(Records about charts and figures)
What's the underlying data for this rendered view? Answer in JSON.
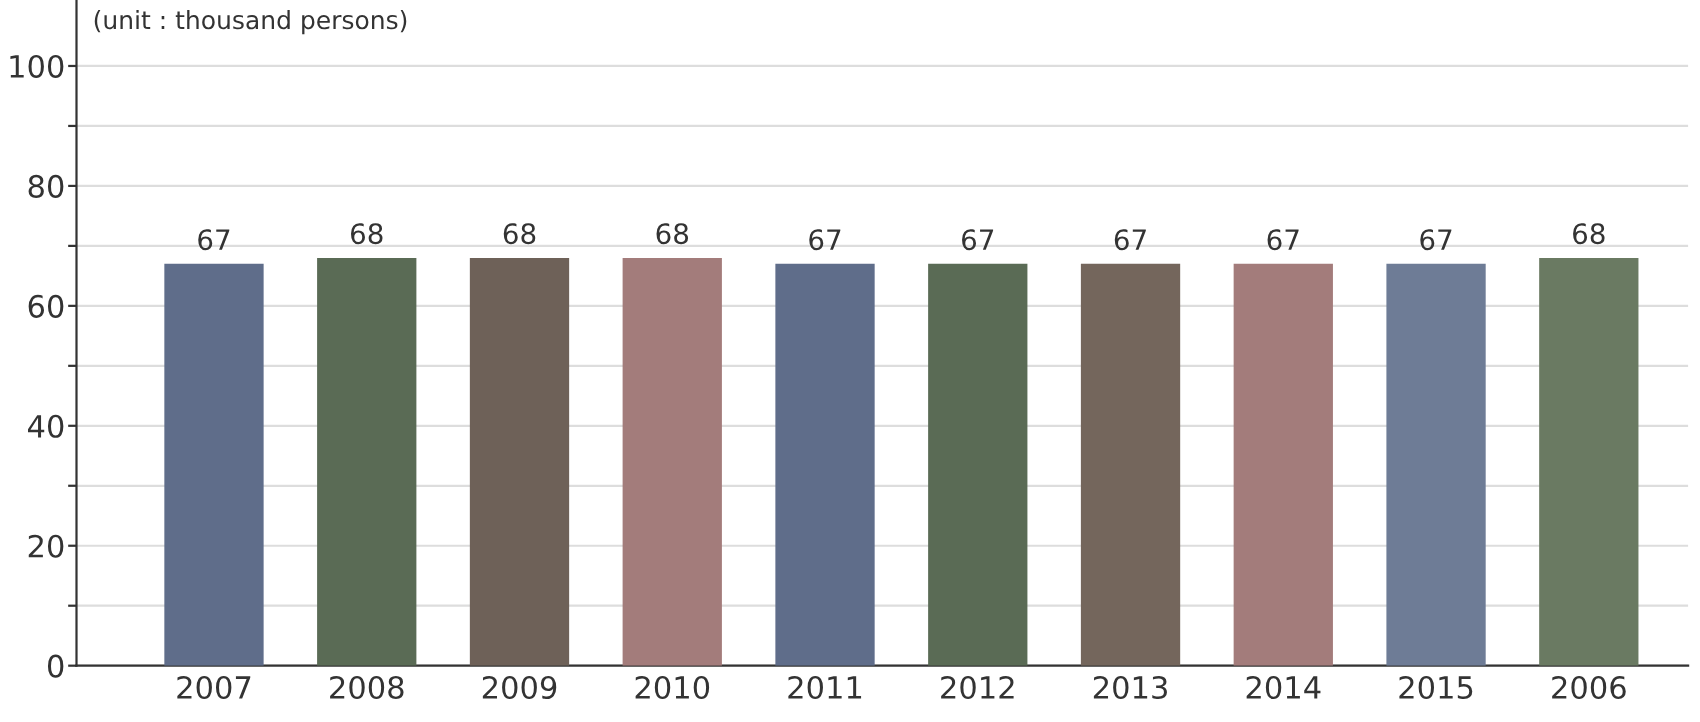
{
  "chart_data": {
    "type": "bar",
    "annotations": [
      "(unit : thousand persons)"
    ],
    "categories": [
      "2007",
      "2008",
      "2009",
      "2010",
      "2011",
      "2012",
      "2013",
      "2014",
      "2015",
      "2006"
    ],
    "values": [
      67,
      68,
      68,
      68,
      67,
      67,
      67,
      67,
      67,
      68
    ],
    "colors": [
      "#5f6d8a",
      "#5a6b55",
      "#6e6158",
      "#a37c7b",
      "#5f6d8a",
      "#5a6b55",
      "#74665c",
      "#a37c7b",
      "#6e7c96",
      "#6a7a62"
    ],
    "data_labels": true,
    "ylim": [
      0,
      111
    ],
    "yticks": [
      0,
      {
        "value": 10,
        "label": null
      },
      20,
      {
        "value": 30,
        "label": null
      },
      40,
      {
        "value": 50,
        "label": null
      },
      60,
      {
        "value": 70,
        "label": null
      },
      80,
      {
        "value": 90,
        "label": null
      },
      100
    ],
    "grid": "y"
  }
}
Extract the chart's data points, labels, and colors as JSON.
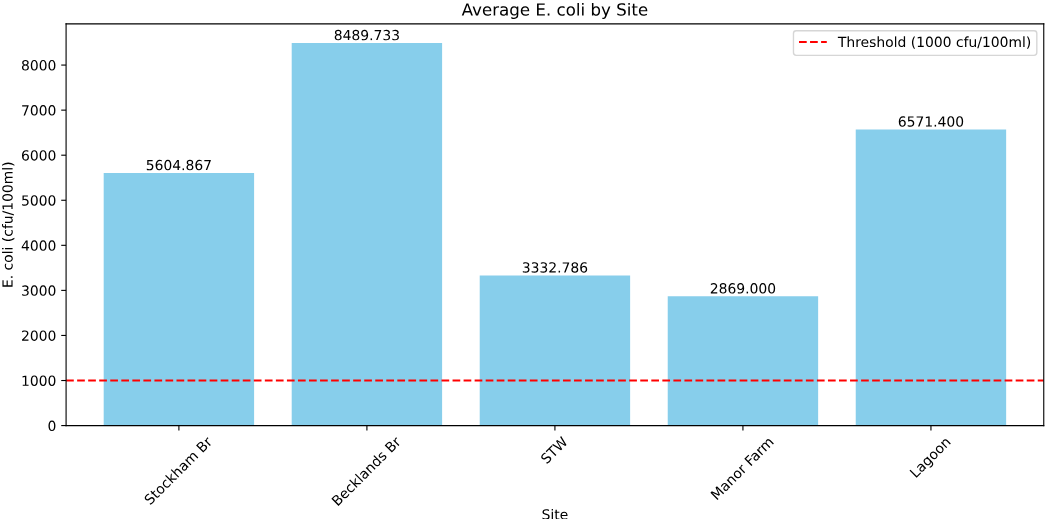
{
  "chart_data": {
    "type": "bar",
    "title": "Average E. coli by Site",
    "xlabel": "Site",
    "ylabel": "E. coli (cfu/100ml)",
    "categories": [
      "Stockham Br",
      "Becklands Br",
      "STW",
      "Manor Farm",
      "Lagoon"
    ],
    "values": [
      5604.867,
      8489.733,
      3332.786,
      2869.0,
      6571.4
    ],
    "value_labels": [
      "5604.867",
      "8489.733",
      "3332.786",
      "2869.000",
      "6571.400"
    ],
    "color": "#87ceeb",
    "ylim": [
      0,
      8914.2
    ],
    "yticks": [
      0,
      1000,
      2000,
      3000,
      4000,
      5000,
      6000,
      7000,
      8000
    ],
    "ref_lines": [
      {
        "axis": "y",
        "value": 1000,
        "label": "Threshold (1000 cfu/100ml)",
        "color": "#ff0000",
        "line_style": "dashed"
      }
    ],
    "legend": "top right",
    "grid": false
  }
}
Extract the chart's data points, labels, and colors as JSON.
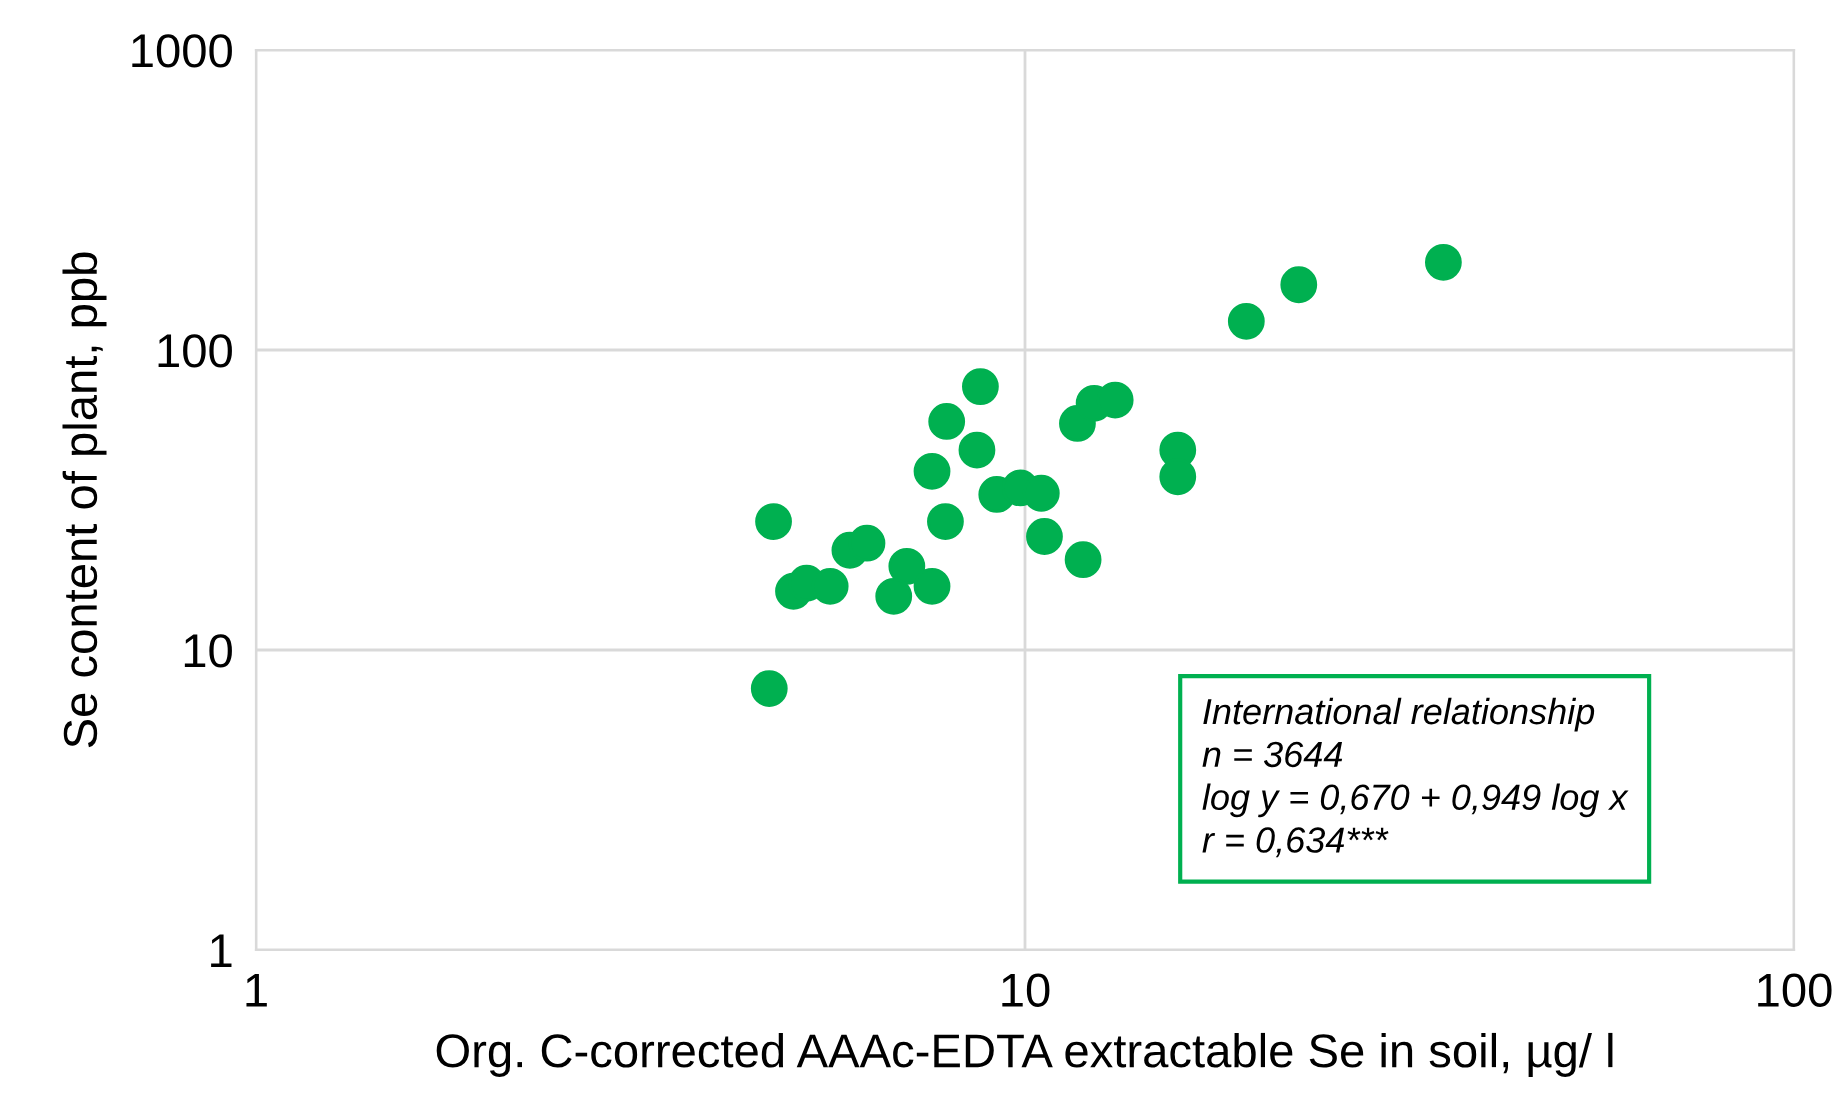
{
  "chart_data": {
    "type": "scatter",
    "xlabel": "Org. C-corrected AAAc-EDTA extractable Se in soil, µg/ l",
    "ylabel": "Se content of plant, ppb",
    "log": "xy",
    "xlim": [
      1,
      100
    ],
    "ylim": [
      1,
      1000
    ],
    "xticks": [
      1,
      10,
      100
    ],
    "yticks": [
      1,
      10,
      100,
      1000
    ],
    "grid": true,
    "marker": "circle",
    "legend": false,
    "annotations": [
      "International relationship\nn = 3644\nlog y = 0,670 + 0,949 log x\nr = 0,634***"
    ],
    "series": [
      {
        "color": "#00b050",
        "x": [
          4.71,
          8.75,
          7.91,
          8.66,
          7.57,
          9.19,
          9.86,
          10.5,
          7.88,
          10.6,
          11.9,
          5.92,
          6.23,
          7.02,
          5.0,
          5.2,
          5.58,
          6.75,
          7.57,
          11.7,
          12.3,
          13.1,
          15.8,
          15.8,
          4.65,
          19.4,
          22.7,
          35.0
        ],
        "values": [
          26.8,
          75.5,
          57.8,
          46.4,
          39.4,
          33.0,
          34.7,
          33.3,
          26.8,
          23.9,
          20.0,
          21.5,
          22.7,
          19.0,
          15.7,
          16.7,
          16.3,
          15.1,
          16.3,
          56.9,
          66.4,
          68.1,
          46.4,
          37.8,
          7.44,
          124.6,
          165,
          196
        ]
      }
    ]
  }
}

### Directions
Print the entries above exactly, taking out only the pictures.

### Solution below
What's the underlying data for this rendered view? Answer in JSON.
{
  "chart_data": {
    "type": "bar",
    "annotations": [
      "(unit : thousand persons)"
    ],
    "categories": [
      "2007",
      "2008",
      "2009",
      "2010",
      "2011",
      "2012",
      "2013",
      "2014",
      "2015",
      "2006"
    ],
    "values": [
      67,
      68,
      68,
      68,
      67,
      67,
      67,
      67,
      67,
      68
    ],
    "colors": [
      "#5f6d8a",
      "#5a6b55",
      "#6e6158",
      "#a37c7b",
      "#5f6d8a",
      "#5a6b55",
      "#74665c",
      "#a37c7b",
      "#6e7c96",
      "#6a7a62"
    ],
    "data_labels": true,
    "ylim": [
      0,
      111
    ],
    "yticks": [
      0,
      {
        "value": 10,
        "label": null
      },
      20,
      {
        "value": 30,
        "label": null
      },
      40,
      {
        "value": 50,
        "label": null
      },
      60,
      {
        "value": 70,
        "label": null
      },
      80,
      {
        "value": 90,
        "label": null
      },
      100
    ],
    "grid": "y"
  }
}
Extract the chart's data points, labels, and colors as JSON.
{
  "chart_data": {
    "type": "bar",
    "title": "Average E. coli by Site",
    "xlabel": "Site",
    "ylabel": "E. coli (cfu/100ml)",
    "categories": [
      "Stockham Br",
      "Becklands Br",
      "STW",
      "Manor Farm",
      "Lagoon"
    ],
    "values": [
      5604.867,
      8489.733,
      3332.786,
      2869.0,
      6571.4
    ],
    "value_labels": [
      "5604.867",
      "8489.733",
      "3332.786",
      "2869.000",
      "6571.400"
    ],
    "color": "#87ceeb",
    "ylim": [
      0,
      8914.2
    ],
    "yticks": [
      0,
      1000,
      2000,
      3000,
      4000,
      5000,
      6000,
      7000,
      8000
    ],
    "ref_lines": [
      {
        "axis": "y",
        "value": 1000,
        "label": "Threshold (1000 cfu/100ml)",
        "color": "#ff0000",
        "line_style": "dashed"
      }
    ],
    "legend": "top right",
    "grid": false
  }
}
Extract the chart's data points, labels, and colors as JSON.
{
  "chart_data": {
    "type": "scatter",
    "xlabel": "Org. C-corrected AAAc-EDTA extractable Se in soil, µg/ l",
    "ylabel": "Se content of plant, ppb",
    "log": "xy",
    "xlim": [
      1,
      100
    ],
    "ylim": [
      1,
      1000
    ],
    "xticks": [
      1,
      10,
      100
    ],
    "yticks": [
      1,
      10,
      100,
      1000
    ],
    "grid": true,
    "marker": "circle",
    "legend": false,
    "annotations": [
      "International relationship\nn = 3644\nlog y = 0,670 + 0,949 log x\nr = 0,634***"
    ],
    "series": [
      {
        "color": "#00b050",
        "x": [
          4.71,
          8.75,
          7.91,
          8.66,
          7.57,
          9.19,
          9.86,
          10.5,
          7.88,
          10.6,
          11.9,
          5.92,
          6.23,
          7.02,
          5.0,
          5.2,
          5.58,
          6.75,
          7.57,
          11.7,
          12.3,
          13.1,
          15.8,
          15.8,
          4.65,
          19.4,
          22.7,
          35.0
        ],
        "values": [
          26.8,
          75.5,
          57.8,
          46.4,
          39.4,
          33.0,
          34.7,
          33.3,
          26.8,
          23.9,
          20.0,
          21.5,
          22.7,
          19.0,
          15.7,
          16.7,
          16.3,
          15.1,
          16.3,
          56.9,
          66.4,
          68.1,
          46.4,
          37.8,
          7.44,
          124.6,
          165,
          196
        ]
      }
    ]
  }
}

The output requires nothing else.